Stated exercise: Write the entries below out again exactly; any picture in them stays out.

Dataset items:

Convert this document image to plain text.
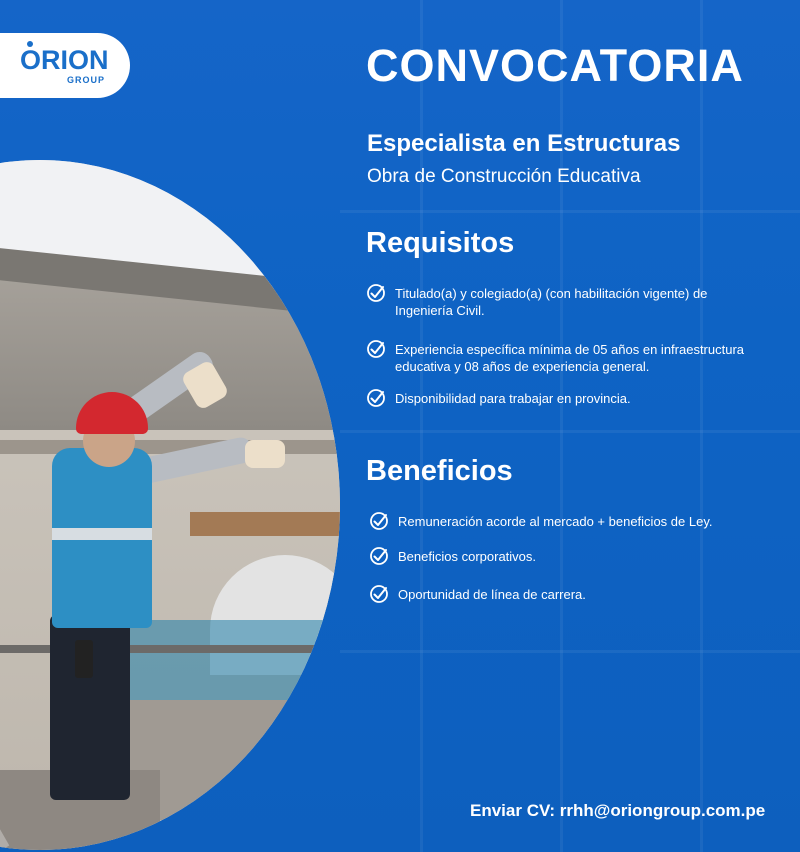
ORION
GROUP	CONVOCATORIA
Especialista en Estructuras
Obra de Construcción Educativa
Requisitos
Titulado(a) y colegiado(a) (con habilitación vigente) de Ingeniería Civil.
Experiencia específica mínima de 05 años en infraestructura educativa y 08 años de experiencia general.
Disponibilidad para trabajar en provincia.
Beneficios
Remuneración acorde al mercado + beneficios de Ley.
Beneficios corporativos.
Oportunidad de línea de carrera.
Enviar CV: rrhh@oriongroup.com.pe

Task output:
Convert this document image to plain text.
ORION
GROUP	CONVOCATORIA
Especialista en Estructuras
Obra de Construcción Educativa
Requisitos
Titulado(a) y colegiado(a) (con habilitación vigente) de Ingeniería Civil.
Experiencia específica mínima de 05 años en infraestructura educativa y 08 años de experiencia general.
Disponibilidad para trabajar en provincia.
Beneficios
Remuneración acorde al mercado + beneficios de Ley.
Beneficios corporativos.
Oportunidad de línea de carrera.
Enviar CV: rrhh@oriongroup.com.pe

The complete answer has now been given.